Aim
Read through the entries below and return each line with the word "this".
──────── Data shown ────────
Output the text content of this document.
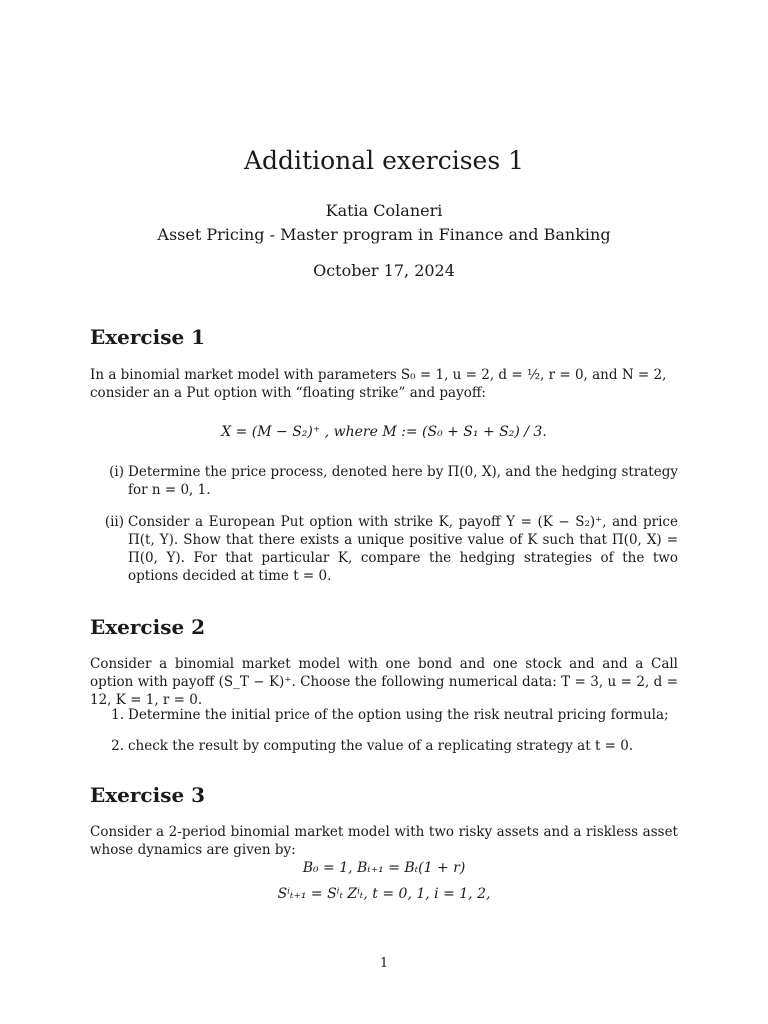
Additional exercises 1
Katia Colaneri
Asset Pricing - Master program in Finance and Banking
October 17, 2024
Exercise 1
In a binomial market model with parameters S₀ = 1, u = 2, d = ½, r = 0, and N = 2,
consider an a Put option with “floating strike” and payoff:
X = (M − S₂)⁺ , where M := (S₀ + S₁ + S₂) / 3.
(i) Determine the price process, denoted here by Π(0, X), and the hedging strategy for n = 0, 1.
(ii) Consider a European Put option with strike K, payoff Y = (K − S₂)⁺, and price Π(t, Y). Show that there exists a unique positive value of K such that Π(0, X) = Π(0, Y). For that particular K, compare the hedging strategies of the two options decided at time t = 0.
Exercise 2
Consider a binomial market model with one bond and one stock and and a Call option with payoff (S_T − K)⁺. Choose the following numerical data: T = 3, u = 2, d = 12, K = 1, r = 0.
1. Determine the initial price of the option using the risk neutral pricing formula;
2. check the result by computing the value of a replicating strategy at t = 0.
Exercise 3
Consider a 2-period binomial market model with two risky assets and a riskless asset whose dynamics are given by:
B₀ = 1, Bₜ₊₁ = Bₜ(1 + r)
Sⁱₜ₊₁ = Sⁱₜ Zⁱₜ, t = 0, 1, i = 1, 2,
1
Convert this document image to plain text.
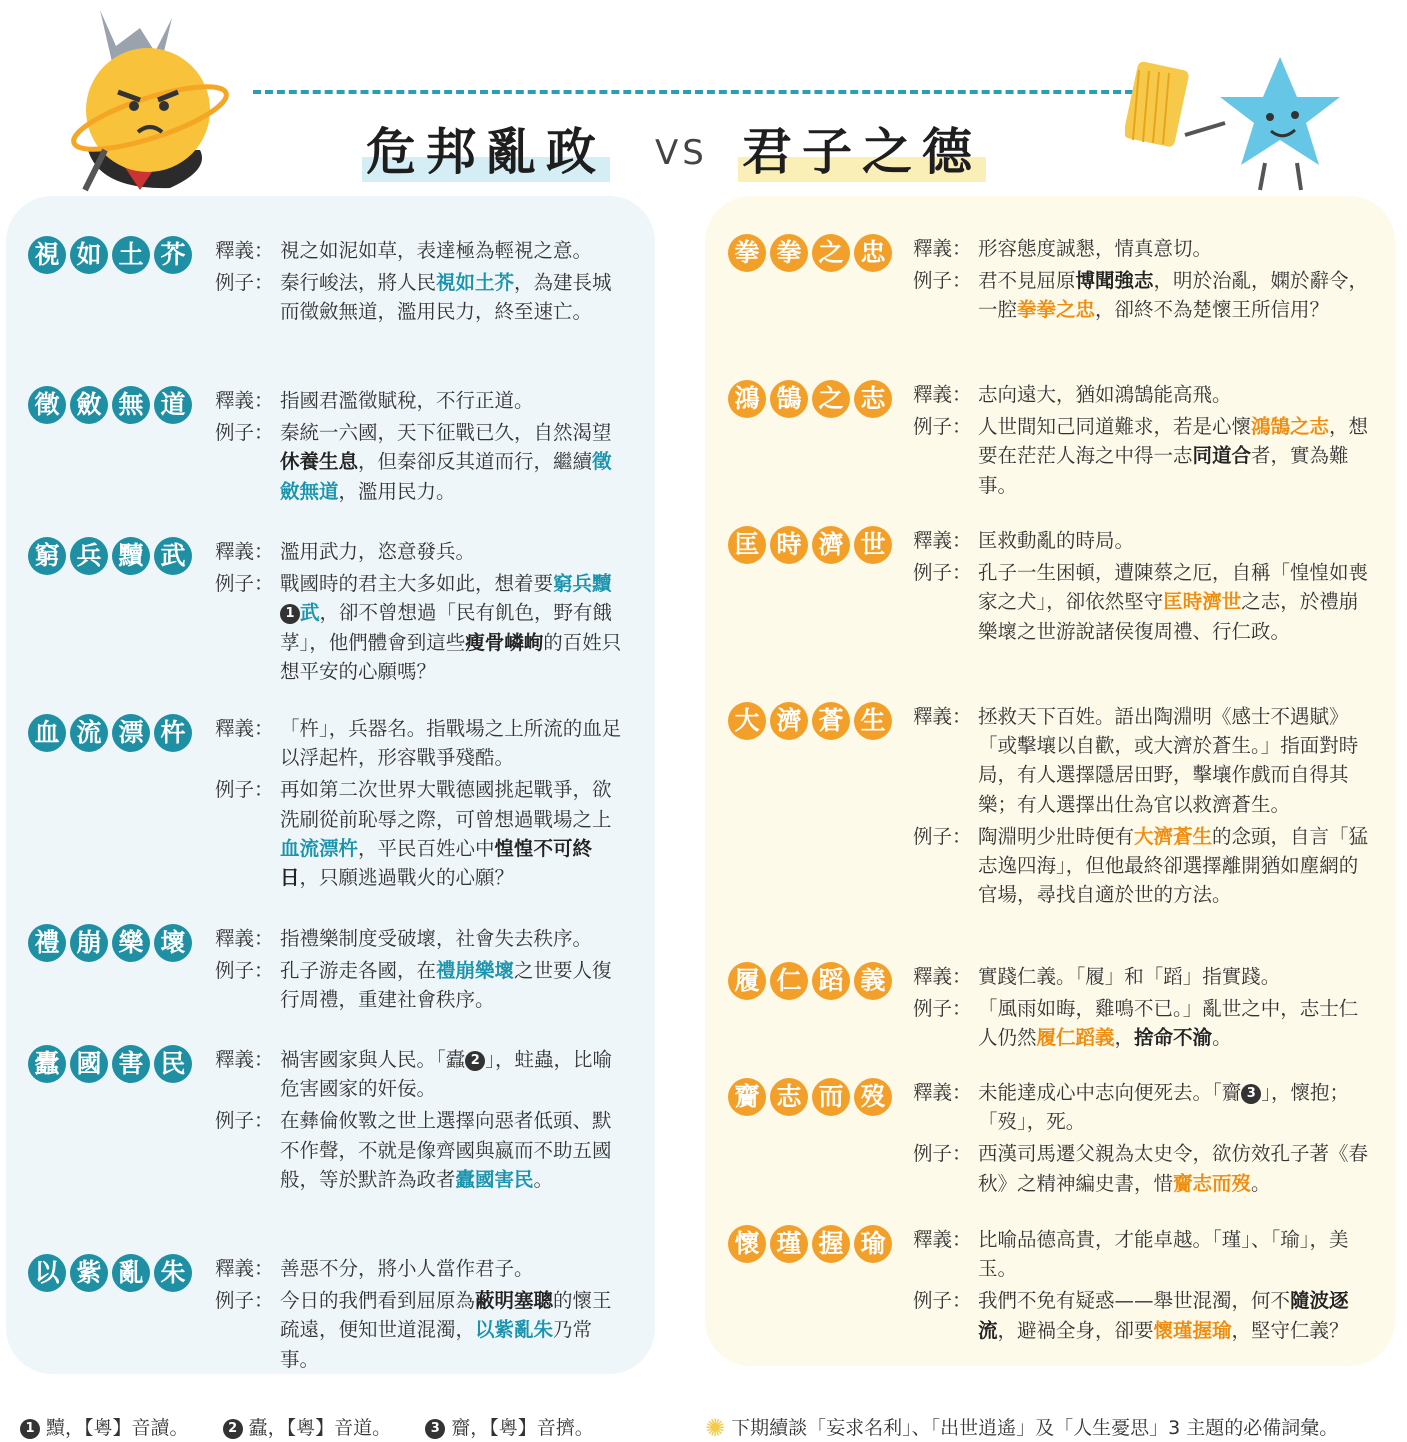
危邦亂政 VS 君子之德
視 如 土 芥	釋義： 視之如泥如草，表達極為輕視之意。
例子： 秦行峻法，將人民視如土芥，為建長城而徵斂無道，濫用民力，終至速亡。
徵 斂 無 道	釋義： 指國君濫徵賦稅，不行正道。
例子： 秦統一六國，天下征戰已久，自然渴望休養生息，但秦卻反其道而行，繼續徵斂無道，濫用民力。
窮 兵 黷 武	釋義： 濫用武力，恣意發兵。
例子： 戰國時的君主大多如此，想着要窮兵黷1 武，卻不曾想過「民有飢色，野有餓莩」，他們體會到這些瘦骨嶙峋的百姓只想平安的心願嗎？
血 流 漂 杵	釋義： 「杵」，兵器名。指戰場之上所流的血足以浮起杵，形容戰爭殘酷。
例子： 再如第二次世界大戰德國挑起戰爭，欲洗刷從前恥辱之際，可曾想過戰場之上血流漂杵，平民百姓心中惶惶不可終日，只願逃過戰火的心願？
禮 崩 樂 壞	釋義： 指禮樂制度受破壞，社會失去秩序。
例子： 孔子游走各國，在禮崩樂壞之世要人復行周禮，重建社會秩序。
蠹 國 害 民	釋義： 禍害國家與人民。「蠹 2 」，蛀蟲，比喻危害國家的奸佞。
例子： 在彝倫攸斁之世上選擇向惡者低頭、默不作聲，不就是像齊國與嬴而不助五國般，等於默許為政者蠹國害民。
以 紫 亂 朱	釋義： 善惡不分，將小人當作君子。
例子： 今日的我們看到屈原為蔽明塞聰的懷王疏遠，便知世道混濁，以紫亂朱乃常事。
拳 拳 之 忠	釋義： 形容態度誠懇，情真意切。
例子： 君不見屈原博聞強志，明於治亂，嫻於辭令，一腔拳拳之忠，卻終不為楚懷王所信用？
鴻 鵠 之 志	釋義： 志向遠大，猶如鴻鵠能高飛。
例子： 人世間知己同道難求，若是心懷鴻鵠之志，想要在茫茫人海之中得一志同道合者，實為難事。
匡 時 濟 世	釋義： 匡救動亂的時局。
例子： 孔子一生困頓，遭陳蔡之厄，自稱「惶惶如喪家之犬」，卻依然堅守匡時濟世之志，於禮崩樂壞之世游說諸侯復周禮、行仁政。
大 濟 蒼 生	釋義： 拯救天下百姓。語出陶淵明《感士不遇賦》「或擊壤以自歡，或大濟於蒼生。」指面對時局，有人選擇隱居田野，擊壤作戲而自得其樂；有人選擇出仕為官以救濟蒼生。
例子： 陶淵明少壯時便有大濟蒼生的念頭，自言「猛志逸四海」，但他最終卻選擇離開猶如塵網的官場，尋找自適於世的方法。
履 仁 蹈 義	釋義： 實踐仁義。「履」和「蹈」指實踐。
例子： 「風雨如晦，雞鳴不已。」亂世之中，志士仁人仍然履仁蹈義，捨命不渝。
齎 志 而 歿	釋義： 未能達成心中志向便死去。「齎 3 」，懷抱；「歿」，死。
例子： 西漢司馬遷父親為太史令，欲仿效孔子著《春秋》之精神編史書，惜齎志而歿。
懷 瑾 握 瑜	釋義： 比喻品德高貴，才能卓越。「瑾」、「瑜」，美玉。
例子： 我們不免有疑惑——舉世混濁，何不隨波逐流，避禍全身，卻要懷瑾握瑜，堅守仁義？
1 黷，【粵】音讀。	2 蠹，【粵】音道。	3 齎，【粵】音擠。	✺ 下期續談「妄求名利」、「出世逍遙」及「人生憂思」3 主題的必備詞彙。
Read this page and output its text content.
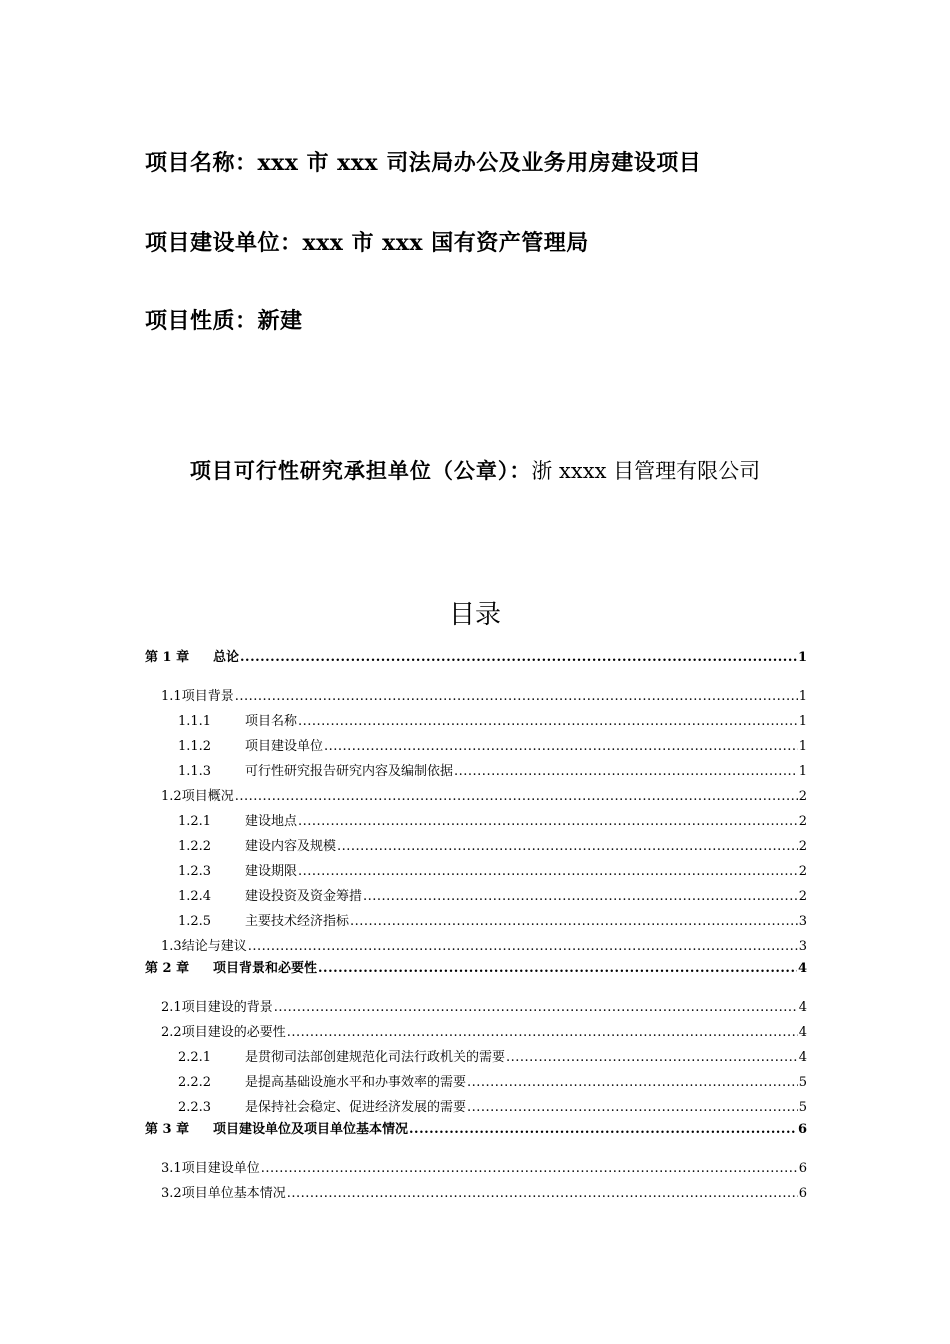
项目名称：xxx 市 xxx 司法局办公及业务用房建设项目
项目建设单位：xxx 市 xxx 国有资产管理局
项目性质：新建
项目可行性研究承担单位（公章）：浙 xxxx 目管理有限公司
目录
第 1 章	总论 .....	1
1.1 项目背景 .....	1
1.1.1	项目名称 .....	1
1.1.2	项目建设单位 .....	1
1.1.3	可行性研究报告研究内容及编制依据 .....	1
1.2 项目概况 .....	2
1.2.1	建设地点 .....	2
1.2.2	建设内容及规模 .....	2
1.2.3	建设期限 .....	2
1.2.4	建设投资及资金筹措 .....	2
1.2.5	主要技术经济指标 .....	3
1.3 结论与建议 .....	3
第 2 章	项目背景和必要性 .....	4
2.1 项目建设的背景 .....	4
2.2 项目建设的必要性 .....	4
2.2.1	是贯彻司法部创建规范化司法行政机关的需要 .....	4
2.2.2	是提高基础设施水平和办事效率的需要 .....	5
2.2.3	是保持社会稳定、促进经济发展的需要 .....	5
第 3 章	项目建设单位及项目单位基本情况 .....	6
3.1 项目建设单位 .....	6
3.2 项目单位基本情况 .....	6
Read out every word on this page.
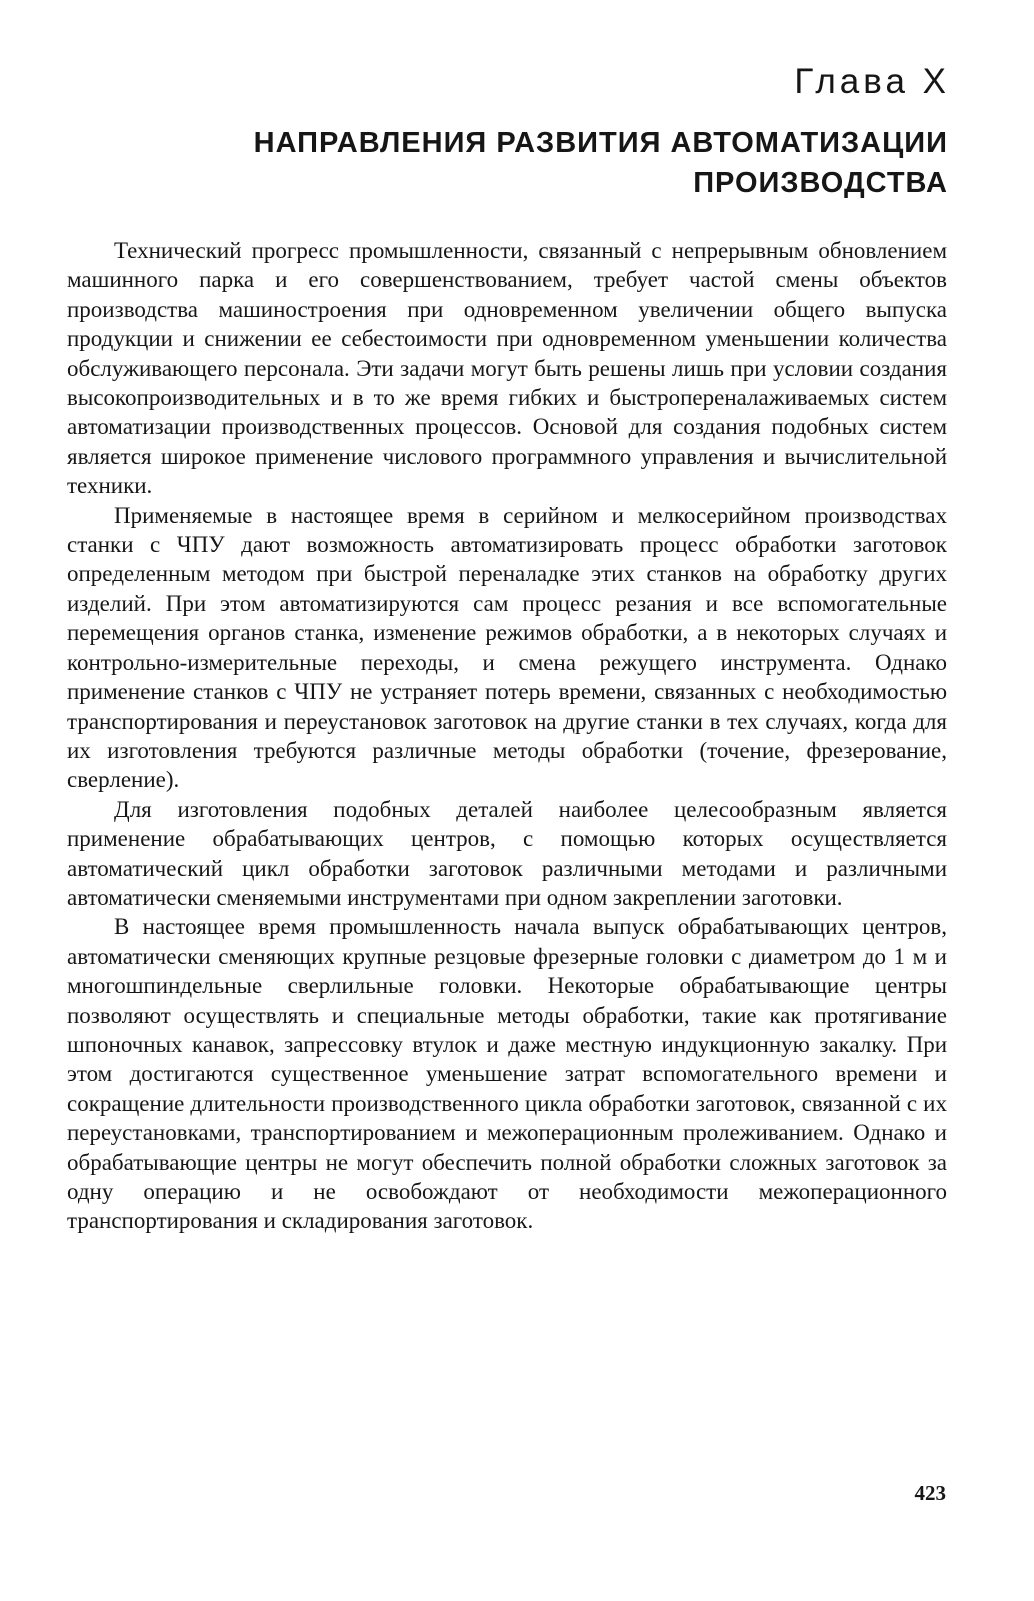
Глава X
НАПРАВЛЕНИЯ РАЗВИТИЯ АВТОМАТИЗАЦИИ ПРОИЗВОДСТВА

Технический прогресс промышленности, связанный с непрерывным обновлением машинного парка и его совершенствованием, требует частой смены объектов производства машиностроения при одновременном увеличении общего выпуска продукции и снижении ее себестоимости при одновременном уменьшении количества обслуживающего персонала. Эти задачи могут быть решены лишь при условии создания высокопроизводительных и в то же время гибких и быстропереналаживаемых систем автоматизации производственных процессов. Основой для создания подобных систем является широкое применение числового программного управления и вычислительной техники.

Применяемые в настоящее время в серийном и мелкосерийном производствах станки с ЧПУ дают возможность автоматизировать процесс обработки заготовок определенным методом при быстрой переналадке этих станков на обработку других изделий. При этом автоматизируются сам процесс резания и все вспомогательные перемещения органов станка, изменение режимов обработки, а в некоторых случаях и контрольно-измерительные переходы, и смена режущего инструмента. Однако применение станков с ЧПУ не устраняет потерь времени, связанных с необходимостью транспортирования и переустановок заготовок на другие станки в тех случаях, когда для их изготовления требуются различные методы обработки (точение, фрезерование, сверление).

Для изготовления подобных деталей наиболее целесообразным является применение обрабатывающих центров, с помощью которых осуществляется автоматический цикл обработки заготовок различными методами и различными автоматически сменяемыми инструментами при одном закреплении заготовки.

В настоящее время промышленность начала выпуск обрабатывающих центров, автоматически сменяющих крупные резцовые фрезерные головки с диаметром до 1 м и многошпиндельные сверлильные головки. Некоторые обрабатывающие центры позволяют осуществлять и специальные методы обработки, такие как протягивание шпоночных канавок, запрессовку втулок и даже местную индукционную закалку. При этом достигаются существенное уменьшение затрат вспомогательного времени и сокращение длительности производственного цикла обработки заготовок, связанной с их переустановками, транспортированием и межоперационным пролеживанием. Однако и обрабатывающие центры не могут обеспечить полной обработки сложных заготовок за одну операцию и не освобождают от необходимости межоперационного транспортирования и складирования заготовок.

423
────────
Correct response
Output the text content of this document.
Convert this document image to plain text.
Read this page and output its text content.
Read out every word on this page.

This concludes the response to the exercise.